(Collection entries)
══════════

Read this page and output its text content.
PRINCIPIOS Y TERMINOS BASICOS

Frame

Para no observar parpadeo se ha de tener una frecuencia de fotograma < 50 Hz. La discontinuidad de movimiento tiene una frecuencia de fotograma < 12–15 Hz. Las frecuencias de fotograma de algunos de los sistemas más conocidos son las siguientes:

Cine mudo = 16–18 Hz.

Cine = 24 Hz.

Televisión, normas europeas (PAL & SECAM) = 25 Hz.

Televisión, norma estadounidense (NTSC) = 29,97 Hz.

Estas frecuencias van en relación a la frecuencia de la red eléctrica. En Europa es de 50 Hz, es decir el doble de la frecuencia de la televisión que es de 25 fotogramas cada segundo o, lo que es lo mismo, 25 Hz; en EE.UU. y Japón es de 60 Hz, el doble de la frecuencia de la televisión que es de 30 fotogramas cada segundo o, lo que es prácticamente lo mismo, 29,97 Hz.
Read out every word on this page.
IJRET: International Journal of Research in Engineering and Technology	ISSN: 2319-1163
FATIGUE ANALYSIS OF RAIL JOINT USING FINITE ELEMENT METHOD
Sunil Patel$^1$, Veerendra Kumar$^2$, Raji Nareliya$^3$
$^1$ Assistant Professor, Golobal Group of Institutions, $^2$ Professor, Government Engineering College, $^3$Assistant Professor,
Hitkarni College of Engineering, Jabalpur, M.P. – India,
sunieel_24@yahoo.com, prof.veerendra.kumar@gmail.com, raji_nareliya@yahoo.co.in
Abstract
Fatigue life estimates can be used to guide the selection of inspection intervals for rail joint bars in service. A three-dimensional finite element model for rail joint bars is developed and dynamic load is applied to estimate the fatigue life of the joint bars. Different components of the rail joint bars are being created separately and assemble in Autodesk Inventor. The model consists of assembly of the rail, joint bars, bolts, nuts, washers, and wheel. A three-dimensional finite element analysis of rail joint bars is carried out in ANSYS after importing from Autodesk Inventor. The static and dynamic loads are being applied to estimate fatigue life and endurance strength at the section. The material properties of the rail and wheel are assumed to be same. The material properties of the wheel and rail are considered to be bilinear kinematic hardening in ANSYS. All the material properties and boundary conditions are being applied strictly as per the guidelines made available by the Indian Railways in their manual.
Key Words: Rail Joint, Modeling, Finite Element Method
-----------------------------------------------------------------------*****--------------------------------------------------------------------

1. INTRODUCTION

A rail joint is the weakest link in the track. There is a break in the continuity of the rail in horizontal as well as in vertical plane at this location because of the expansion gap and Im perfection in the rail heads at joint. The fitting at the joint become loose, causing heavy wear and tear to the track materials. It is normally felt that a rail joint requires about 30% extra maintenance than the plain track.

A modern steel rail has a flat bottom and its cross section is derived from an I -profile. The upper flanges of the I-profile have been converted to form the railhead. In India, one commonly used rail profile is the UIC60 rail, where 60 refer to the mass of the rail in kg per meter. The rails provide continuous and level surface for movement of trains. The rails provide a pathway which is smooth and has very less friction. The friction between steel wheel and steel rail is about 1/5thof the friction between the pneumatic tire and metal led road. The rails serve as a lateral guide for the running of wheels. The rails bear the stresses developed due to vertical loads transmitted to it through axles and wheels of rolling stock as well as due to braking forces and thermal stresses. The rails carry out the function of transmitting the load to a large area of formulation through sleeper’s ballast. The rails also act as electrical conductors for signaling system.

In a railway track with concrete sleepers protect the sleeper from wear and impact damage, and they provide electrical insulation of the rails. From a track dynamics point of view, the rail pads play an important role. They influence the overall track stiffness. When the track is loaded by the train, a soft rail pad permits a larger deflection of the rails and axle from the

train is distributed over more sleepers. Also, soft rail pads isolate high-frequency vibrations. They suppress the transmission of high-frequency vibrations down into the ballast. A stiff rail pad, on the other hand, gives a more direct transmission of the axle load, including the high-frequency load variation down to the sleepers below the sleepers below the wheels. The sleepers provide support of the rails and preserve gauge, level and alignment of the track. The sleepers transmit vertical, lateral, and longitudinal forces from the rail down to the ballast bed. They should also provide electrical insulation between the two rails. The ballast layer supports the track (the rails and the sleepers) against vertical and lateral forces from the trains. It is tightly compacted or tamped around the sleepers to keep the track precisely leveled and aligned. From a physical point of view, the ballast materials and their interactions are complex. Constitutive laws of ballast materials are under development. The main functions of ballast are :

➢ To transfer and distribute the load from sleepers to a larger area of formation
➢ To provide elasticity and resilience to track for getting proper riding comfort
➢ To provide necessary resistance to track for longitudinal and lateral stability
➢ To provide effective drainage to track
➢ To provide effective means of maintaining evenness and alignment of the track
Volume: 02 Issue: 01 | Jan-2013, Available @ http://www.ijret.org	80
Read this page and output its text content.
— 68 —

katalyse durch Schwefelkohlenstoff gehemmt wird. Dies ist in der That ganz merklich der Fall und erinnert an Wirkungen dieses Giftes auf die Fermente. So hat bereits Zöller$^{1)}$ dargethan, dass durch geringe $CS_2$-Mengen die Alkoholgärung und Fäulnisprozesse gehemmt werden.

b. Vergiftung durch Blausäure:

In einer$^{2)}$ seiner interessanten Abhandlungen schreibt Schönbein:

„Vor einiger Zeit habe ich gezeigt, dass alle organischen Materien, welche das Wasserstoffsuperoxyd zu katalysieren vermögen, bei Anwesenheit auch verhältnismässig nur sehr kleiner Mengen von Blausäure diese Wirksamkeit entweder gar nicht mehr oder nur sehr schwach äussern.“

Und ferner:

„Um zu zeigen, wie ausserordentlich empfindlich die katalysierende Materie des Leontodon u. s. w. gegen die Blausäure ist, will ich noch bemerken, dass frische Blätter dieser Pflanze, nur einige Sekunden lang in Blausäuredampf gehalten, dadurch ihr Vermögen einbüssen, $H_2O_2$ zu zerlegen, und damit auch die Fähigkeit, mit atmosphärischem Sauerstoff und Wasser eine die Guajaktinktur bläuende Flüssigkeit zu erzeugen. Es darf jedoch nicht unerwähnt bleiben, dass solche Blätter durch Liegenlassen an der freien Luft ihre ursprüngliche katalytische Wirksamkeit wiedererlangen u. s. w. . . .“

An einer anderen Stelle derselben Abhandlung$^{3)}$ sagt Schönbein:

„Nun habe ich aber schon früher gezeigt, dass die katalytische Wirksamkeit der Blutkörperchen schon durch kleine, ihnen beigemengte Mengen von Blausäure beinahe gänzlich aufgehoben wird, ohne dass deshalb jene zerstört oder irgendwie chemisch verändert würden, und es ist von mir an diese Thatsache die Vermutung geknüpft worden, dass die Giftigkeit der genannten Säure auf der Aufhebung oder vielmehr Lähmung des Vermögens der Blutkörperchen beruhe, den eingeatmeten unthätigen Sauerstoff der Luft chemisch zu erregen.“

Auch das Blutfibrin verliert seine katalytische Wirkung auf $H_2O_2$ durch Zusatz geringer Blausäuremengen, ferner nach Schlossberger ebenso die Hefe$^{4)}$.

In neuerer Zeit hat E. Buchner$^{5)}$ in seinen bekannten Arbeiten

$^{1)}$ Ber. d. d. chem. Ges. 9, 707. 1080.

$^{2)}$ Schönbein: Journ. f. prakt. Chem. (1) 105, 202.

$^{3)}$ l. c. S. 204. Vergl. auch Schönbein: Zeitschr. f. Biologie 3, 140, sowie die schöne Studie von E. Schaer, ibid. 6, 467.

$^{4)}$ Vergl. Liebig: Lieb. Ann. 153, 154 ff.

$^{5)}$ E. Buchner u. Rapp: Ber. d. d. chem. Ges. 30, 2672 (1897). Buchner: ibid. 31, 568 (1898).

══════════

Give the data again, exactly as it stands.

## Exercise answer
Read this page and output its text content.
PRINCIPIOS Y TERMINOS BASICOS

Frame

Para no observar parpadeo se ha de tener una frecuencia de fotograma < 50 Hz. La discontinuidad de movimiento tiene una frecuencia de fotograma < 12–15 Hz. Las frecuencias de fotograma de algunos de los sistemas más conocidos son las siguientes:

Cine mudo = 16–18 Hz.

Cine = 24 Hz.

Televisión, normas europeas (PAL & SECAM) = 25 Hz.

Televisión, norma estadounidense (NTSC) = 29,97 Hz.

Estas frecuencias van en relación a la frecuencia de la red eléctrica. En Europa es de 50 Hz, es decir el doble de la frecuencia de la televisión que es de 25 fotogramas cada segundo o, lo que es lo mismo, 25 Hz; en EE.UU. y Japón es de 60 Hz, el doble de la frecuencia de la televisión que es de 30 fotogramas cada segundo o, lo que es prácticamente lo mismo, 29,97 Hz.
Read out every word on this page.
IJRET: International Journal of Research in Engineering and Technology	ISSN: 2319-1163
FATIGUE ANALYSIS OF RAIL JOINT USING FINITE ELEMENT METHOD
Sunil Patel$^1$, Veerendra Kumar$^2$, Raji Nareliya$^3$
$^1$ Assistant Professor, Golobal Group of Institutions, $^2$ Professor, Government Engineering College, $^3$Assistant Professor,
Hitkarni College of Engineering, Jabalpur, M.P. – India,
sunieel_24@yahoo.com, prof.veerendra.kumar@gmail.com, raji_nareliya@yahoo.co.in
Abstract
Fatigue life estimates can be used to guide the selection of inspection intervals for rail joint bars in service. A three-dimensional finite element model for rail joint bars is developed and dynamic load is applied to estimate the fatigue life of the joint bars. Different components of the rail joint bars are being created separately and assemble in Autodesk Inventor. The model consists of assembly of the rail, joint bars, bolts, nuts, washers, and wheel. A three-dimensional finite element analysis of rail joint bars is carried out in ANSYS after importing from Autodesk Inventor. The static and dynamic loads are being applied to estimate fatigue life and endurance strength at the section. The material properties of the rail and wheel are assumed to be same. The material properties of the wheel and rail are considered to be bilinear kinematic hardening in ANSYS. All the material properties and boundary conditions are being applied strictly as per the guidelines made available by the Indian Railways in their manual.
Key Words: Rail Joint, Modeling, Finite Element Method
-----------------------------------------------------------------------*****--------------------------------------------------------------------

1. INTRODUCTION

A rail joint is the weakest link in the track. There is a break in the continuity of the rail in horizontal as well as in vertical plane at this location because of the expansion gap and Im perfection in the rail heads at joint. The fitting at the joint become loose, causing heavy wear and tear to the track materials. It is normally felt that a rail joint requires about 30% extra maintenance than the plain track.

A modern steel rail has a flat bottom and its cross section is derived from an I -profile. The upper flanges of the I-profile have been converted to form the railhead. In India, one commonly used rail profile is the UIC60 rail, where 60 refer to the mass of the rail in kg per meter. The rails provide continuous and level surface for movement of trains. The rails provide a pathway which is smooth and has very less friction. The friction between steel wheel and steel rail is about 1/5thof the friction between the pneumatic tire and metal led road. The rails serve as a lateral guide for the running of wheels. The rails bear the stresses developed due to vertical loads transmitted to it through axles and wheels of rolling stock as well as due to braking forces and thermal stresses. The rails carry out the function of transmitting the load to a large area of formulation through sleeper’s ballast. The rails also act as electrical conductors for signaling system.

In a railway track with concrete sleepers protect the sleeper from wear and impact damage, and they provide electrical insulation of the rails. From a track dynamics point of view, the rail pads play an important role. They influence the overall track stiffness. When the track is loaded by the train, a soft rail pad permits a larger deflection of the rails and axle from the

train is distributed over more sleepers. Also, soft rail pads isolate high-frequency vibrations. They suppress the transmission of high-frequency vibrations down into the ballast. A stiff rail pad, on the other hand, gives a more direct transmission of the axle load, including the high-frequency load variation down to the sleepers below the sleepers below the wheels. The sleepers provide support of the rails and preserve gauge, level and alignment of the track. The sleepers transmit vertical, lateral, and longitudinal forces from the rail down to the ballast bed. They should also provide electrical insulation between the two rails. The ballast layer supports the track (the rails and the sleepers) against vertical and lateral forces from the trains. It is tightly compacted or tamped around the sleepers to keep the track precisely leveled and aligned. From a physical point of view, the ballast materials and their interactions are complex. Constitutive laws of ballast materials are under development. The main functions of ballast are :

➢ To transfer and distribute the load from sleepers to a larger area of formation
➢ To provide elasticity and resilience to track for getting proper riding comfort
➢ To provide necessary resistance to track for longitudinal and lateral stability
➢ To provide effective drainage to track
➢ To provide effective means of maintaining evenness and alignment of the track
Volume: 02 Issue: 01 | Jan-2013, Available @ http://www.ijret.org	80
Read this page and output its text content.
— 68 —

katalyse durch Schwefelkohlenstoff gehemmt wird. Dies ist in der That ganz merklich der Fall und erinnert an Wirkungen dieses Giftes auf die Fermente. So hat bereits Zöller$^{1)}$ dargethan, dass durch geringe $CS_2$-Mengen die Alkoholgärung und Fäulnisprozesse gehemmt werden.

b. Vergiftung durch Blausäure:

In einer$^{2)}$ seiner interessanten Abhandlungen schreibt Schönbein:

„Vor einiger Zeit habe ich gezeigt, dass alle organischen Materien, welche das Wasserstoffsuperoxyd zu katalysieren vermögen, bei Anwesenheit auch verhältnismässig nur sehr kleiner Mengen von Blausäure diese Wirksamkeit entweder gar nicht mehr oder nur sehr schwach äussern.“

Und ferner:

„Um zu zeigen, wie ausserordentlich empfindlich die katalysierende Materie des Leontodon u. s. w. gegen die Blausäure ist, will ich noch bemerken, dass frische Blätter dieser Pflanze, nur einige Sekunden lang in Blausäuredampf gehalten, dadurch ihr Vermögen einbüssen, $H_2O_2$ zu zerlegen, und damit auch die Fähigkeit, mit atmosphärischem Sauerstoff und Wasser eine die Guajaktinktur bläuende Flüssigkeit zu erzeugen. Es darf jedoch nicht unerwähnt bleiben, dass solche Blätter durch Liegenlassen an der freien Luft ihre ursprüngliche katalytische Wirksamkeit wiedererlangen u. s. w. . . .“

An einer anderen Stelle derselben Abhandlung$^{3)}$ sagt Schönbein:

„Nun habe ich aber schon früher gezeigt, dass die katalytische Wirksamkeit der Blutkörperchen schon durch kleine, ihnen beigemengte Mengen von Blausäure beinahe gänzlich aufgehoben wird, ohne dass deshalb jene zerstört oder irgendwie chemisch verändert würden, und es ist von mir an diese Thatsache die Vermutung geknüpft worden, dass die Giftigkeit der genannten Säure auf der Aufhebung oder vielmehr Lähmung des Vermögens der Blutkörperchen beruhe, den eingeatmeten unthätigen Sauerstoff der Luft chemisch zu erregen.“

Auch das Blutfibrin verliert seine katalytische Wirkung auf $H_2O_2$ durch Zusatz geringer Blausäuremengen, ferner nach Schlossberger ebenso die Hefe$^{4)}$.

In neuerer Zeit hat E. Buchner$^{5)}$ in seinen bekannten Arbeiten

$^{1)}$ Ber. d. d. chem. Ges. 9, 707. 1080.

$^{2)}$ Schönbein: Journ. f. prakt. Chem. (1) 105, 202.

$^{3)}$ l. c. S. 204. Vergl. auch Schönbein: Zeitschr. f. Biologie 3, 140, sowie die schöne Studie von E. Schaer, ibid. 6, 467.

$^{4)}$ Vergl. Liebig: Lieb. Ann. 153, 154 ff.

$^{5)}$ E. Buchner u. Rapp: Ber. d. d. chem. Ges. 30, 2672 (1897). Buchner: ibid. 31, 568 (1898).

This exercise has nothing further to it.